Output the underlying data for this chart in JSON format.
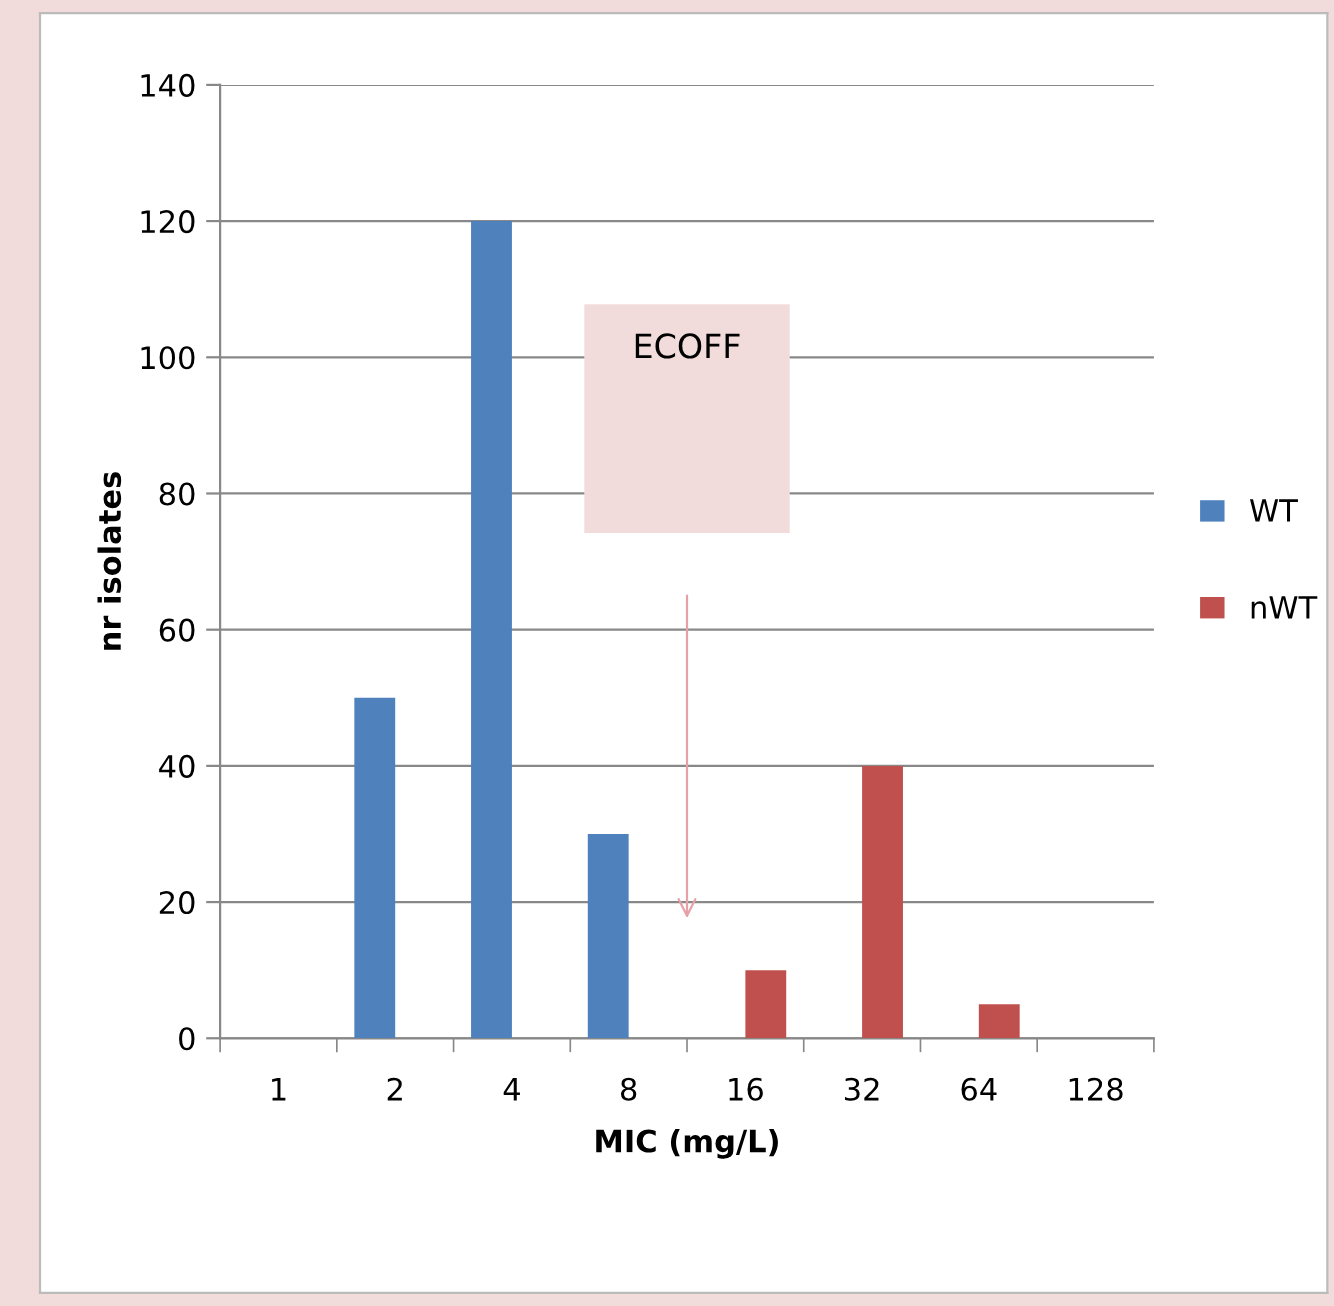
{
  "chart_data": {
    "type": "bar",
    "xlabel": "MIC (mg/L)",
    "ylabel": "nr isolates",
    "categories": [
      "1",
      "2",
      "4",
      "8",
      "16",
      "32",
      "64",
      "128"
    ],
    "series": [
      {
        "name": "WT",
        "color": "#4f81bd",
        "values": [
          null,
          50,
          120,
          30,
          null,
          null,
          null,
          null
        ]
      },
      {
        "name": "nWT",
        "color": "#c0504d",
        "values": [
          null,
          null,
          null,
          null,
          10,
          40,
          5,
          null
        ]
      }
    ],
    "ylim": [
      0,
      140
    ],
    "yticks": [
      0,
      20,
      40,
      60,
      80,
      100,
      120,
      140
    ],
    "grid": "y",
    "legend": "right",
    "annotations": [
      "ECOFF"
    ]
  }
}
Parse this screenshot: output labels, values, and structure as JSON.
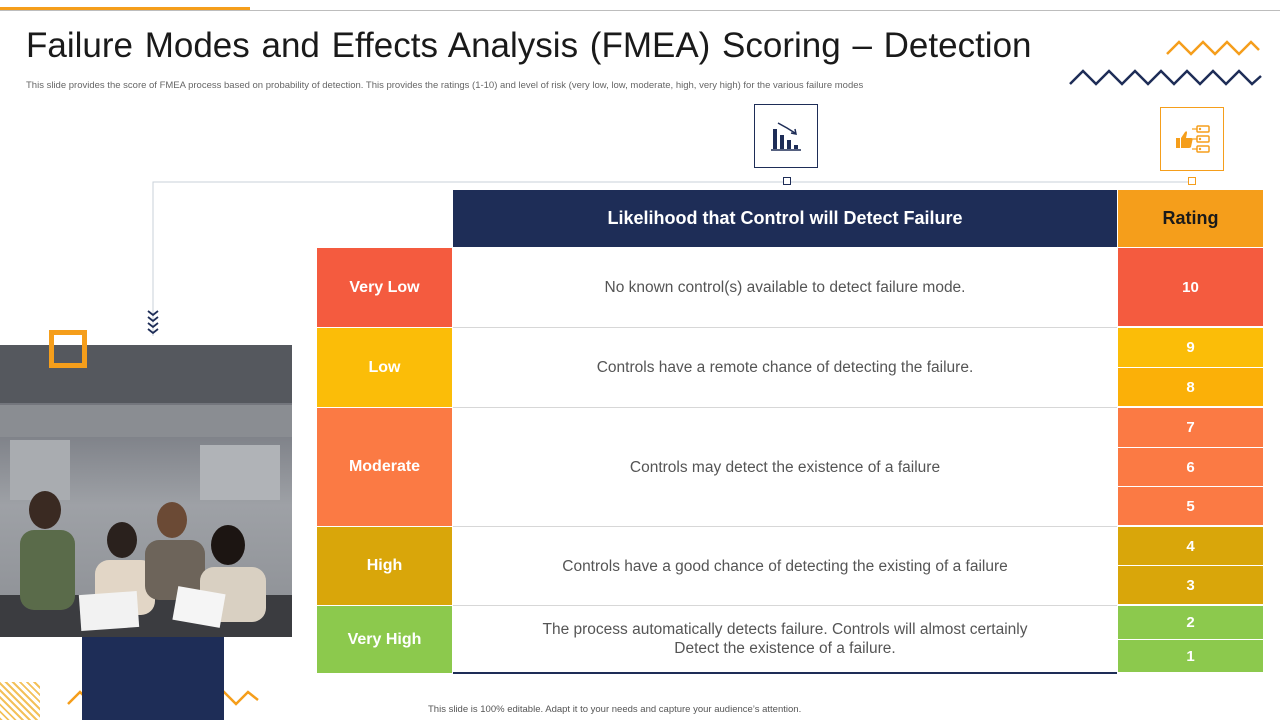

◆ ◆ ◆ ◆ ◆

Copy the listing exactly. Any image in it stays out of the copy.

[ANSWER TO THE EXERCISE]
Output the underlying data for this chart in JSON format.
{
  "chart_data": {
    "type": "bar",
    "xlabel": "MIC (mg/L)",
    "ylabel": "nr isolates",
    "categories": [
      "1",
      "2",
      "4",
      "8",
      "16",
      "32",
      "64",
      "128"
    ],
    "series": [
      {
        "name": "WT",
        "color": "#4f81bd",
        "values": [
          null,
          50,
          120,
          30,
          null,
          null,
          null,
          null
        ]
      },
      {
        "name": "nWT",
        "color": "#c0504d",
        "values": [
          null,
          null,
          null,
          null,
          10,
          40,
          5,
          null
        ]
      }
    ],
    "ylim": [
      0,
      140
    ],
    "yticks": [
      0,
      20,
      40,
      60,
      80,
      100,
      120,
      140
    ],
    "grid": "y",
    "legend": "right",
    "annotations": [
      "ECOFF"
    ]
  }
}
Parse this screenshot: output labels, values, and structure as JSON.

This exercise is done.